## Data extract
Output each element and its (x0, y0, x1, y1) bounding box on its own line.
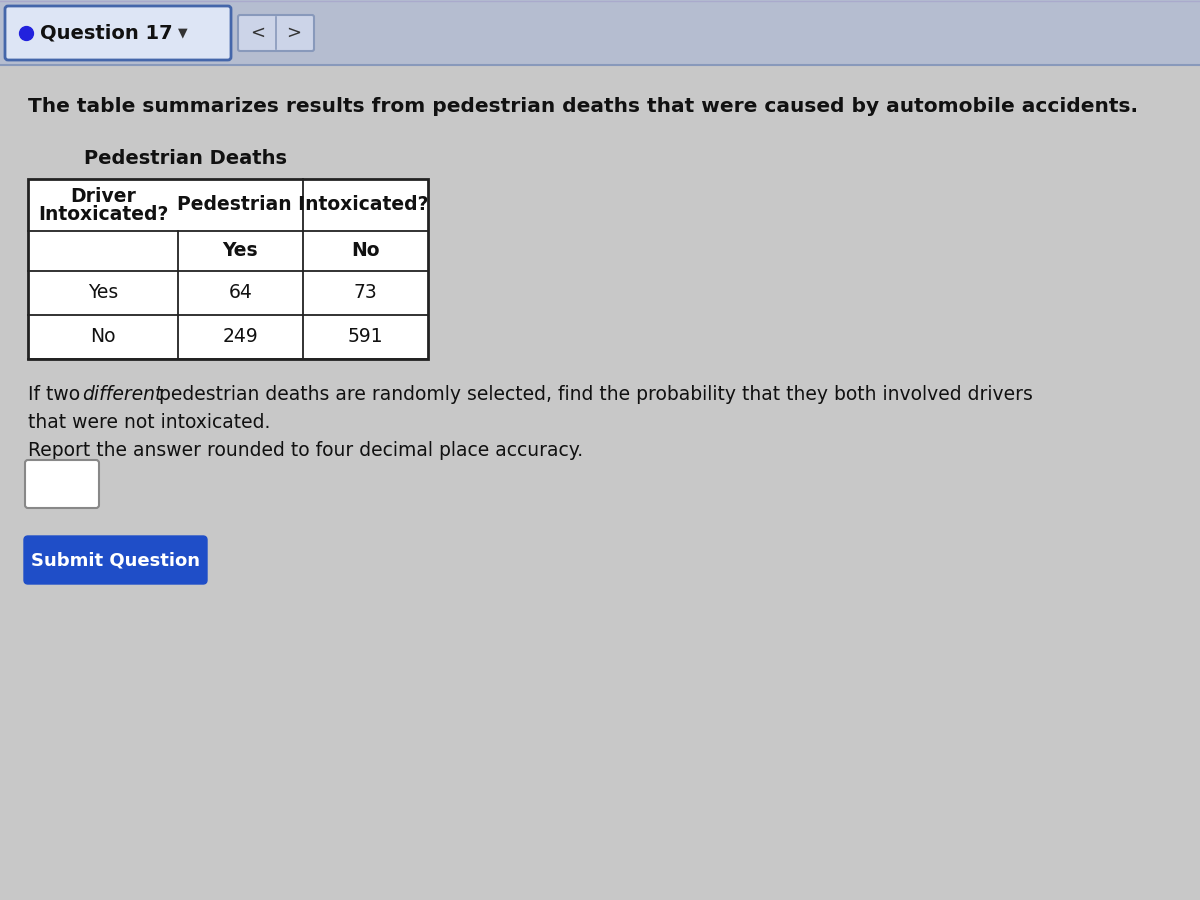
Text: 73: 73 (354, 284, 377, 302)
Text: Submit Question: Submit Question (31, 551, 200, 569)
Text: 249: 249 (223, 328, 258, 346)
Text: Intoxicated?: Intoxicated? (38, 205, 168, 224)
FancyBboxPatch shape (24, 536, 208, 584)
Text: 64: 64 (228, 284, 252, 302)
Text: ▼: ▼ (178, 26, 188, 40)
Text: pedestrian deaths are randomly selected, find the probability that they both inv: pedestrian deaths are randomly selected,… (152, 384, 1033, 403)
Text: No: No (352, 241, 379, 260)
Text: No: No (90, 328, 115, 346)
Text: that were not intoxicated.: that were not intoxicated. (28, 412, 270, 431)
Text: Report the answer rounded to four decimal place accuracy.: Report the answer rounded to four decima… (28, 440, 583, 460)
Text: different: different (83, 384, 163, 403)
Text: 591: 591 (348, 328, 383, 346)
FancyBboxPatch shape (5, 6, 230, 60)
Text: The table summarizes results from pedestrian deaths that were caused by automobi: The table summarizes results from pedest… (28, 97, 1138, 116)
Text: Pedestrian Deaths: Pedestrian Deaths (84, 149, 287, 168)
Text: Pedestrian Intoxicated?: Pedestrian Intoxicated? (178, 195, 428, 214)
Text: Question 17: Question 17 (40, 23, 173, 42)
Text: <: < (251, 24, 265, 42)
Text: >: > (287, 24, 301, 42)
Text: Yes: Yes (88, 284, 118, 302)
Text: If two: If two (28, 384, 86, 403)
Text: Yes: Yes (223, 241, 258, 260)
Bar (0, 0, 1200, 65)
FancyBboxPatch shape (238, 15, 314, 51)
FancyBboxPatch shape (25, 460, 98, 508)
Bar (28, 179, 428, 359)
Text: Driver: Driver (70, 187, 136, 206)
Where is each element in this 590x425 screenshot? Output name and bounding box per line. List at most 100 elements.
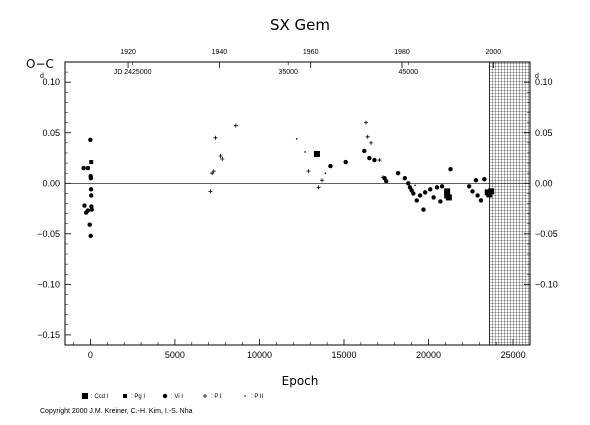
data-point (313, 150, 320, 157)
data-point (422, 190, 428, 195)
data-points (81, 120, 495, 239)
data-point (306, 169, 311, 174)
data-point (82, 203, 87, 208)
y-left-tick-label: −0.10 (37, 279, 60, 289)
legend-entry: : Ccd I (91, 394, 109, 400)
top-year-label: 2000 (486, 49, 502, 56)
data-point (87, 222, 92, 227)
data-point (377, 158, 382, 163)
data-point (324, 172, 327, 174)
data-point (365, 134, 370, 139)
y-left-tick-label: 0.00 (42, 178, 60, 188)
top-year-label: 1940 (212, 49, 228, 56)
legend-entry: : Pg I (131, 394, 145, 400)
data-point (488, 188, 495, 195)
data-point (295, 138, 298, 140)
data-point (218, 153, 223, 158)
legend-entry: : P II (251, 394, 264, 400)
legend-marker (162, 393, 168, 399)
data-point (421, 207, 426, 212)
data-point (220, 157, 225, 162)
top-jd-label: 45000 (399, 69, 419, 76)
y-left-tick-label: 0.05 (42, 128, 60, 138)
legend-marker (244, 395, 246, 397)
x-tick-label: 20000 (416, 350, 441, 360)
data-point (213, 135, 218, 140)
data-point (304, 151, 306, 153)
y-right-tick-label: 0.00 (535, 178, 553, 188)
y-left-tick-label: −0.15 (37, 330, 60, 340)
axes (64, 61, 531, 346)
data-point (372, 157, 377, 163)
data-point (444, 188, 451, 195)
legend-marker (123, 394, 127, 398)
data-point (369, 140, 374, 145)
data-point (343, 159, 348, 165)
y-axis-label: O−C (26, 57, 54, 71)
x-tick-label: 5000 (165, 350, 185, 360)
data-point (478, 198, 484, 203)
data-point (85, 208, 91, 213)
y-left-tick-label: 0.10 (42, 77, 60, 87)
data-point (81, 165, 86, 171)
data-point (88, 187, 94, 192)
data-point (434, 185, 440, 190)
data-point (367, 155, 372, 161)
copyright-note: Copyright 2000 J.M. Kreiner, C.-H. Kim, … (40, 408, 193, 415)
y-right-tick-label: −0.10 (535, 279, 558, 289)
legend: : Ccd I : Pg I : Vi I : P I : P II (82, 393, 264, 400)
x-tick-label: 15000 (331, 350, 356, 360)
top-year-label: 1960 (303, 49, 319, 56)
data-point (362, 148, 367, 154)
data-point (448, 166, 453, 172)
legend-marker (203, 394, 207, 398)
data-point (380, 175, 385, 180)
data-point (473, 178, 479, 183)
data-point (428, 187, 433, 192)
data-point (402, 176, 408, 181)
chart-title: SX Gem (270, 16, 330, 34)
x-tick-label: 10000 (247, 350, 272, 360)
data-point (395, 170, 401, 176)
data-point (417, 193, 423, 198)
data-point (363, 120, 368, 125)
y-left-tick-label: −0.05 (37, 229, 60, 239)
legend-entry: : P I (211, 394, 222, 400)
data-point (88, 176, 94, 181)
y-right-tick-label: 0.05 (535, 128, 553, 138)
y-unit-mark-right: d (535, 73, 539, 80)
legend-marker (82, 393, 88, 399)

## Problem statement
Arrange the lines above as a numbered list, leaving out any blank lines. Don't include the pictures in your answer.

## Exercise solution
1. Output each element and its (x0, y0, x1, y1) bounding box on its own line.
2. Text: 73: 73 (354, 284, 377, 302)
3. Text: Submit Question: Submit Question (31, 551, 200, 569)
4. Text: 249: 249 (223, 328, 258, 346)
5. Text: Intoxicated?: Intoxicated? (38, 205, 168, 224)
6. FancyBboxPatch shape (24, 536, 208, 584)
7. Text: 64: 64 (228, 284, 252, 302)
8. Text: ▼: ▼ (178, 26, 188, 40)
9. Text: pedestrian deaths are randomly selected, find the probability that they both inv: pedestrian deaths are randomly selected,… (152, 384, 1033, 403)
10. Text: No: No (352, 241, 379, 260)
11. Text: No: No (90, 328, 115, 346)
12. Text: that were not intoxicated.: that were not intoxicated. (28, 412, 270, 431)
13. Text: Report the answer rounded to four decimal place accuracy.: Report the answer rounded to four decima… (28, 440, 583, 460)
14. Text: different: different (83, 384, 163, 403)
15. Text: 591: 591 (348, 328, 383, 346)
16. FancyBboxPatch shape (5, 6, 230, 60)
17. Text: The table summarizes results from pedestrian deaths that were caused by automobi: The table summarizes results from pedest… (28, 97, 1138, 116)
18. Text: Pedestrian Deaths: Pedestrian Deaths (84, 149, 287, 168)
19. Text: Pedestrian Intoxicated?: Pedestrian Intoxicated? (178, 195, 428, 214)
20. Text: Question 17: Question 17 (40, 23, 173, 42)
21. Text: <: < (251, 24, 265, 42)
22. Text: >: > (287, 24, 301, 42)
23. Text: Yes: Yes (88, 284, 118, 302)
24. Text: If two: If two (28, 384, 86, 403)
25. Text: Yes: Yes (223, 241, 258, 260)
26. Bar (0, 0, 1200, 65)
27. FancyBboxPatch shape (238, 15, 314, 51)
28. FancyBboxPatch shape (25, 460, 98, 508)
29. Bar (28, 179, 428, 359)
30. Text: Driver: Driver (70, 187, 136, 206)
31. Where is each element in this 590x425 screenshot? Output name and bounding box per line. List at most 100 elements.
32. data-point (313, 150, 320, 157)
33. data-point (422, 190, 428, 195)
34. data-points (81, 120, 495, 239)
35. data-point (306, 169, 311, 174)
36. data-point (82, 203, 87, 208)
37. y-left-tick-label: −0.10 (37, 279, 60, 289)
38. legend-entry: : Ccd I (91, 394, 109, 400)
39. top-year-label: 2000 (486, 49, 502, 56)
40. data-point (87, 222, 92, 227)
41. data-point (377, 158, 382, 163)
42. data-point (324, 172, 327, 174)
43. data-point (365, 134, 370, 139)
44. y-left-tick-label: 0.00 (42, 178, 60, 188)
45. top-year-label: 1940 (212, 49, 228, 56)
46. legend-entry: : Pg I (131, 394, 145, 400)
47. data-point (488, 188, 495, 195)
48. data-point (295, 138, 298, 140)
49. data-point (218, 153, 223, 158)
50. legend-entry: : P II (251, 394, 264, 400)
51. legend-marker (162, 393, 168, 399)
52. data-point (421, 207, 426, 212)
53. data-point (220, 157, 225, 162)
54. top-jd-label: 45000 (399, 69, 419, 76)
55. y-left-tick-label: 0.05 (42, 128, 60, 138)
56. legend-marker (244, 395, 246, 397)
57. x-tick-label: 20000 (416, 350, 441, 360)
58. data-point (213, 135, 218, 140)
59. data-point (304, 151, 306, 153)
60. y-right-tick-label: 0.00 (535, 178, 553, 188)
61. y-left-tick-label: −0.15 (37, 330, 60, 340)
62. axes (64, 61, 531, 346)
63. data-point (372, 157, 377, 163)
64. data-point (444, 188, 451, 195)
65. legend-marker (123, 394, 127, 398)
66. data-point (369, 140, 374, 145)
67. data-point (343, 159, 348, 165)
68. y-axis-label: O−C (26, 57, 54, 71)
69. x-tick-label: 5000 (165, 350, 185, 360)
70. data-point (478, 198, 484, 203)
71. data-point (85, 208, 91, 213)
72. y-left-tick-label: 0.10 (42, 77, 60, 87)
73. data-point (81, 165, 86, 171)
74. data-point (88, 187, 94, 192)
75. data-point (434, 185, 440, 190)
76. data-point (367, 155, 372, 161)
77. copyright-note: Copyright 2000 J.M. Kreiner, C.-H. Kim, … (40, 408, 193, 415)
78. y-right-tick-label: −0.10 (535, 279, 558, 289)
79. legend: : Ccd I : Pg I : Vi I : P I : P II (82, 393, 264, 400)
80. x-tick-label: 15000 (331, 350, 356, 360)
81. top-year-label: 1960 (303, 49, 319, 56)
82. data-point (362, 148, 367, 154)
83. data-point (448, 166, 453, 172)
84. legend-marker (203, 394, 207, 398)
85. data-point (380, 175, 385, 180)
86. data-point (473, 178, 479, 183)
87. data-point (428, 187, 433, 192)
88. data-point (402, 176, 408, 181)
89. chart-title: SX Gem (270, 16, 330, 34)
90. x-tick-label: 10000 (247, 350, 272, 360)
91. data-point (395, 170, 401, 176)
92. data-point (417, 193, 423, 198)
93. data-point (363, 120, 368, 125)
94. y-left-tick-label: −0.05 (37, 229, 60, 239)
95. legend-entry: : P I (211, 394, 222, 400)
96. data-point (88, 176, 94, 181)
97. y-right-tick-label: 0.05 (535, 128, 553, 138)
98. y-unit-mark-right: d (535, 73, 539, 80)
99. legend-marker (82, 393, 88, 399)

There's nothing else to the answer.